Work order 1
From the text on frameless torque motors, list every component that the text says a traditional motor comes with.
Work order 2
According to the text on frameless torque motors, what transmission efficiency does the frameless design achieve?
Work order 3
Resume the text on frameless torque motors, starting after its final sentence.

Page text
Introduction
Behind every nimble turn and precise grasp of a humanoid robot lies a group of silently working "muscles"—the frameless torque motor. These motors shed the bulky housing of traditional motors, retaining only the stator and rotor as their core components. Like bare "prime movers," they are embedded directly into a robot’s joint structure, taking on the critical tasks of driving key joints such as the shoulder, hip, and knee with extreme compactness and ultra-high torque density.
However, frameless torque motors are not a one-size-fits-all solution. Depending on the relative position of the rotor and stator, they can be divided into two major schools: outer rotor and inner rotor designs. The two differ structurally, each has its own performance strengths, and they demonstrate a clear division of labor in application. The rotary joints of Tesla's Optimus and the proprioceptive actuators of the MIT Cheetah quadruped robot both make deliberate choices between these two configurations.
01 Basic Understanding: What is a Frameless Torque Motor?
To understand the difference between outer and inner rotors, we first need a fundamental understanding of the frameless torque motor itself.
A traditional motor is a complete, packaged unit: it comes with a housing, end caps, bearings, and a shaft—a self-contained power module that can spin once connected to power. The frameless torque motor completely overturns this concept: it consists of only two independent components, the stator and the rotor, with no housing, no bearings, and no output shaft.
This minimalist design transforms the frameless torque motor from a standalone device into a "power cell" that can be directly integrated into a mechanical structure. Engineers can fix the stator into a robot’s joint housing and mount the rotor directly onto the load shaft, enabling a "zero-transmission-chain" transfer of power from the motor to the joint.
The core advantages of this design are substantial: it dramatically increases space utilization (volume reduction of over 30%), eliminates transmission backlash, achieves transmission efficiency of over 95%, and allows for a high degree of customization based on the specific dimensions and torque requirements of the joint.

Source data:
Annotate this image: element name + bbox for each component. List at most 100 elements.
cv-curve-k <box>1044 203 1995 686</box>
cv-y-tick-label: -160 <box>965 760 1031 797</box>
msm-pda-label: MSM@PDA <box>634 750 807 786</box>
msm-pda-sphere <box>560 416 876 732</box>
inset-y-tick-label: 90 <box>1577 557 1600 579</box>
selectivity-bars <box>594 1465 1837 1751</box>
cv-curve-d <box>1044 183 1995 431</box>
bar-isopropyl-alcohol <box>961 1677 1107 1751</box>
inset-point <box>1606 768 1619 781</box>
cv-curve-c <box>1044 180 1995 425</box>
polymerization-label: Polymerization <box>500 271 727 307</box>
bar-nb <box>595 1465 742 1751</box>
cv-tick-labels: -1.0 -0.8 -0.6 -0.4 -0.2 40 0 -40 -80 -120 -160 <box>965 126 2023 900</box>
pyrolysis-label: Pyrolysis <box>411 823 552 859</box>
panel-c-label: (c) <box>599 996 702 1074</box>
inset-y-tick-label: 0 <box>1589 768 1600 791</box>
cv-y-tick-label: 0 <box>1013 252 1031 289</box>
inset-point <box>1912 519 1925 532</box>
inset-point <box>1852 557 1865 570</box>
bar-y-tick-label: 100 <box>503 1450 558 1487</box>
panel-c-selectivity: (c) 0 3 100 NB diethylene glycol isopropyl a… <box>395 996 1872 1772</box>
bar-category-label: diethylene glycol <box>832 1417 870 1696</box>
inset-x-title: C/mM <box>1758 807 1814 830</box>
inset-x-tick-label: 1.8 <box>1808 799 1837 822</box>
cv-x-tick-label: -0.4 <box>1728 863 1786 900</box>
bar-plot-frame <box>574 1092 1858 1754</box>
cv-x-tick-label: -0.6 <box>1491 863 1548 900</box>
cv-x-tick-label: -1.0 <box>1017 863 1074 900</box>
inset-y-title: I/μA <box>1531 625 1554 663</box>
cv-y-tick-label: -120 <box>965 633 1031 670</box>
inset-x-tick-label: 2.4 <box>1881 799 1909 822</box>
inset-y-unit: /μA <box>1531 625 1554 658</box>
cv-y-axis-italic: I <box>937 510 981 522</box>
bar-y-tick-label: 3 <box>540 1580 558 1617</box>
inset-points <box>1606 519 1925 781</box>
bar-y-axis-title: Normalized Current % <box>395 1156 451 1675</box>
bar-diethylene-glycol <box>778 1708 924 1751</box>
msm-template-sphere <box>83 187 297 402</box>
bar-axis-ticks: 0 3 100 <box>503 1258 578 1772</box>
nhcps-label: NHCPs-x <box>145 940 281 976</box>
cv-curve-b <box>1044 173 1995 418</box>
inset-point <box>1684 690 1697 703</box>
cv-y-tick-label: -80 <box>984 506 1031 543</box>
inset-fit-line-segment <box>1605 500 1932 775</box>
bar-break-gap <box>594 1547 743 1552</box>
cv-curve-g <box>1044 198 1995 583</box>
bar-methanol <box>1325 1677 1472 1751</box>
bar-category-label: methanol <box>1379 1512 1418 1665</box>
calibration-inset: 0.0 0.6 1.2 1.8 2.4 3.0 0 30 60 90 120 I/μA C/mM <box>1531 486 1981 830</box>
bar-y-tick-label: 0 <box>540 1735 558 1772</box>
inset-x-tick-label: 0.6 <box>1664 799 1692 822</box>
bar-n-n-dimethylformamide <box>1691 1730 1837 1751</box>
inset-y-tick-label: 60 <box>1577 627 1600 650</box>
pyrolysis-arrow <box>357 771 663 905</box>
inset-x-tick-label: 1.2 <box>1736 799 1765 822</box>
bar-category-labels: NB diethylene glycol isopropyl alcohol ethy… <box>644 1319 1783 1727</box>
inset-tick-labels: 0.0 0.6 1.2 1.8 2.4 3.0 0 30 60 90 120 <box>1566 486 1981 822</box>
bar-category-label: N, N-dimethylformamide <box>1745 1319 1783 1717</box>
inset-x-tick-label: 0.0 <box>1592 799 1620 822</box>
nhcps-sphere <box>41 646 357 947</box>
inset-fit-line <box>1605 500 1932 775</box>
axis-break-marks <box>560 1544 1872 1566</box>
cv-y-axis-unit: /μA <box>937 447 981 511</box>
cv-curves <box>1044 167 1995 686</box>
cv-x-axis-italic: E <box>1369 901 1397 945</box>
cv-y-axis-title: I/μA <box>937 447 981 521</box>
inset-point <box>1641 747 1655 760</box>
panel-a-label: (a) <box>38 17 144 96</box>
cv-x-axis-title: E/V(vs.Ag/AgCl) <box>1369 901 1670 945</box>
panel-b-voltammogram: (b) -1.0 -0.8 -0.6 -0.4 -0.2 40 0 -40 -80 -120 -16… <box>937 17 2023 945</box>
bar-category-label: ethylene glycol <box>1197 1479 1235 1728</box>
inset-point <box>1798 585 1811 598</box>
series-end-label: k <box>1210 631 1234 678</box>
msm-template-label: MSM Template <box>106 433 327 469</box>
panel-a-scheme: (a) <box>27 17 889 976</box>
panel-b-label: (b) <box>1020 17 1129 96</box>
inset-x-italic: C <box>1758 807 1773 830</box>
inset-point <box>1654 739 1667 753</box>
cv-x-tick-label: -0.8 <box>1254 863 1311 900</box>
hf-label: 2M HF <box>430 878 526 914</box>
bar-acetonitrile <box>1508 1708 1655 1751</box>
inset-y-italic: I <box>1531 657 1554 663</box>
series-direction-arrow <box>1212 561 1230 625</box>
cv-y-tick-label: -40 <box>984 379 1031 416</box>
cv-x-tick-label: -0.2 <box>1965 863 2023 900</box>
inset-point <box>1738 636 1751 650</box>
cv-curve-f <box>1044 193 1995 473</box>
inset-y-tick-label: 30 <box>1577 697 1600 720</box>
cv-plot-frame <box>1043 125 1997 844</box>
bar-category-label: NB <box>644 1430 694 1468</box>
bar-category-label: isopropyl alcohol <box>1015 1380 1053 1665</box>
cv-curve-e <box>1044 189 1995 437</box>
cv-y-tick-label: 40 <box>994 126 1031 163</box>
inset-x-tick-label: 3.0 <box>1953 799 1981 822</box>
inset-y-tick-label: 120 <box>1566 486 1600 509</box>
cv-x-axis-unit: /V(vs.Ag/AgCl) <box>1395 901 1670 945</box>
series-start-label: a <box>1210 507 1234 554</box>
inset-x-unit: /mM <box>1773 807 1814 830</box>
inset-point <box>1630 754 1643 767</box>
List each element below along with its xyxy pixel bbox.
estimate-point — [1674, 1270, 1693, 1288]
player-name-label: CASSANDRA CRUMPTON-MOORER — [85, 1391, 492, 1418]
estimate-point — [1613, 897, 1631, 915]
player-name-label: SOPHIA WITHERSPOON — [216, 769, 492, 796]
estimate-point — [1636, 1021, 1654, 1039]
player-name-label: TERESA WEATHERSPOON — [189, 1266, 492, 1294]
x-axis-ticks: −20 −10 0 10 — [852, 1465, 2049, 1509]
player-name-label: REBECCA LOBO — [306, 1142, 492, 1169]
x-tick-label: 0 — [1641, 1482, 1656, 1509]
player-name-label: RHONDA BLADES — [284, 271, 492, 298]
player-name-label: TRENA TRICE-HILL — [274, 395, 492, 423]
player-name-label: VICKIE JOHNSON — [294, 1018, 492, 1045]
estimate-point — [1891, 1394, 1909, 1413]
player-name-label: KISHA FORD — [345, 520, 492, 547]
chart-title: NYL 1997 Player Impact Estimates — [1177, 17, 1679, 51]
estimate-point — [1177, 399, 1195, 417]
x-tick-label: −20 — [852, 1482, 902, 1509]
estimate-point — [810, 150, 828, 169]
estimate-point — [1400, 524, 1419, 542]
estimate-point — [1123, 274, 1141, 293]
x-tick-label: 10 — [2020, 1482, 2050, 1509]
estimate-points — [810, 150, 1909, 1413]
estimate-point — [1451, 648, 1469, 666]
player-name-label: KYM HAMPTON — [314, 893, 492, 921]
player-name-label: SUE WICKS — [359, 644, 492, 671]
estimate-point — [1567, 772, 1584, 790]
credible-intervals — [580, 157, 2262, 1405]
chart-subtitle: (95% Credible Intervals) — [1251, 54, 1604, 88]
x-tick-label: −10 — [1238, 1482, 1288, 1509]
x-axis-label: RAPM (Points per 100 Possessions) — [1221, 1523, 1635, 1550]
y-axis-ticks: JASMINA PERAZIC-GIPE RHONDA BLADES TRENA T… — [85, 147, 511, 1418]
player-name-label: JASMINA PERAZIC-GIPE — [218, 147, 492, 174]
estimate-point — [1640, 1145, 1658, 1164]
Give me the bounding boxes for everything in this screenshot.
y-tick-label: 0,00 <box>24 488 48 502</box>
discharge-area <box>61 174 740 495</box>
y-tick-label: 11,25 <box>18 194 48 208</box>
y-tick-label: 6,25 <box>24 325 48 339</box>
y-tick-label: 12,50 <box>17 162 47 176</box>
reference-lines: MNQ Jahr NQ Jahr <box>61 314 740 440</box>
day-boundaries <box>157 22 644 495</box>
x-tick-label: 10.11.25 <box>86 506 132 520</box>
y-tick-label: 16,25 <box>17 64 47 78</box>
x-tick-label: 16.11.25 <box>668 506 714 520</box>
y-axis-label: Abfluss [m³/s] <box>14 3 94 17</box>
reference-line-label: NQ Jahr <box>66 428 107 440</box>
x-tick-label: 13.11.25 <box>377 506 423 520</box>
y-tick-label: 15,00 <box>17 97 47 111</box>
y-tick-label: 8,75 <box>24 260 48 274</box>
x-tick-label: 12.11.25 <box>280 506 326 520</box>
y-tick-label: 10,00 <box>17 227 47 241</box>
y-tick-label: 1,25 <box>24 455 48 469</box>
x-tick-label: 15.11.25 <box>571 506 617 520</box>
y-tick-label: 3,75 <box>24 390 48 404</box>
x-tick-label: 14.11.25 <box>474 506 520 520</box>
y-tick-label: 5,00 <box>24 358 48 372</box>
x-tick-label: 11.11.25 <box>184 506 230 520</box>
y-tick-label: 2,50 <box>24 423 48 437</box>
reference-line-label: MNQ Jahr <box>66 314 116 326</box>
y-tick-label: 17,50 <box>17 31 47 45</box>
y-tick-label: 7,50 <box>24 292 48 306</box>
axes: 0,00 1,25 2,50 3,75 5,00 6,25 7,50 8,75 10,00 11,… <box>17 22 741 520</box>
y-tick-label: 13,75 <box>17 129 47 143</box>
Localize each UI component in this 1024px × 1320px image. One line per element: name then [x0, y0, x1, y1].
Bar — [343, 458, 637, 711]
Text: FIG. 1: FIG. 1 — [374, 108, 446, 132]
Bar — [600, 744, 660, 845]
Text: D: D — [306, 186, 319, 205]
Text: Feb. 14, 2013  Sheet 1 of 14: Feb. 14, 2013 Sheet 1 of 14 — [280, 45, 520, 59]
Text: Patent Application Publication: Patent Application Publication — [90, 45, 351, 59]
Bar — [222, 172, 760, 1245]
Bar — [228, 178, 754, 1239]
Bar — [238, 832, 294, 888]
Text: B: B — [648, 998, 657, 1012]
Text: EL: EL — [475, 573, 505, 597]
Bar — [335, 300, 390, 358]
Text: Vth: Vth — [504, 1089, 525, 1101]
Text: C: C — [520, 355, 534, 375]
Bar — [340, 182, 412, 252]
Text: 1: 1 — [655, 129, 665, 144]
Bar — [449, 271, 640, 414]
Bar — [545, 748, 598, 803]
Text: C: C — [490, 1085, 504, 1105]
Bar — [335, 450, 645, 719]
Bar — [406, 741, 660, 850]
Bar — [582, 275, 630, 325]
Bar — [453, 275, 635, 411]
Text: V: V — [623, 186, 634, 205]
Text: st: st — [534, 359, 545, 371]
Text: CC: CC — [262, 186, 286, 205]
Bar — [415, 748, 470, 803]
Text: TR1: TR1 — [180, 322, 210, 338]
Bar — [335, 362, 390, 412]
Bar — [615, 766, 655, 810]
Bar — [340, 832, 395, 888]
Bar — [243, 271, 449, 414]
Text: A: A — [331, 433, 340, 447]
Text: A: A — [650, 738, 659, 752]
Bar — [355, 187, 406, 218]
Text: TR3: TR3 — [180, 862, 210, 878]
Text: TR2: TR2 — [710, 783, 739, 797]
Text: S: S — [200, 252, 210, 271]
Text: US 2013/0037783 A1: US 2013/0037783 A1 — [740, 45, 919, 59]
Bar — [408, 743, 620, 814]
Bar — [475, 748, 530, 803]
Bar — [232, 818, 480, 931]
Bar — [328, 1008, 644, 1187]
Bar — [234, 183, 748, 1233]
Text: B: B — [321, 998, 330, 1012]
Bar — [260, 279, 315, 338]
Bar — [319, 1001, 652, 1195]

Response area 1
Housing, end caps, bearings, and a shaft.

Response area 2
Over 95%.

Response area 3
Given that both are combinations of a stator and rotor, what exactly distinguishes an outer rotor from an inner rotor?
02 Structure Decoded: When the Rotor Differs "Inside" and "Outside"
The fundamental difference between outer and inner rotor motors can be summed up in one phrase: the spatial relationship between the rotor and stator is completely inverted.
The inner rotor configuration represents the more "traditional" design approach. In an inner rotor frameless motor, the rotor (containing the permanent magnets) sits at the motor’s center, while the stator windings surround and wrap around the outside of the rotor. The rotor is connected to the load via an output shaft, giving the overall structure a slender, elongated form. This configuration follows the lineage of common industrial motors, for which engineers possess deep design experience.
The outer rotor configuration is an "inside-out" design. In an outer rotor frameless motor, the stator windings are fixed to a central base, while the rotor, resembling a hollow cup-shaped shell, envelops the entire stator from the outside. The rotor shell itself is the rotating part, connecting directly to the equipment load, resulting in a flatter overall structure.
Simply put: take an inner rotor motor and turn it "inside out"—move the originally outer stator to the inside, and flip the originally inner rotor to the outside, and you get an outer rotor motor. This structural inversion leads to a comprehensive divergence in everything from performance to application.
The structural "inversion" directly determines the starkly different performance characteristics of outer and inner rotor motors. Here is a detailed comparison across six core dimensions:
1. Torque Output: The Outer Rotor’s "Herculean Strength"
Torque capability is the most prominent performance label of the outer rotor motor. Given the same volume and current, an outer rotor frameless motor delivers 30%-50% higher torque output than an inner rotor one. The reason is simple: Torque = Force × Lever Arm. The outer rotor has a larger rotation radius and a longer lever arm, naturally generating greater torque for the same electromagnetic force. This advantage is particularly pronounced in low-speed, heavy-load scenarios.
2. Speed and Dynamic Response: The Inner Rotor’s "Quick Step"
The rotor of an inner rotor motor is located at the center, resulting in low rotational inertia. This makes it more agile during start, stop, and acceleration, enabling a faster dynamic response. Additionally, inner rotor motors typically have fewer pole pairs and higher speeds, making them suitable for applications requiring high-speed operation and frequent starts and stops. Due to the rotor’s larger mass and higher inertia, an outer rotor motor has a relatively slower dynamic response but operates more smoothly with less speed fluctuation.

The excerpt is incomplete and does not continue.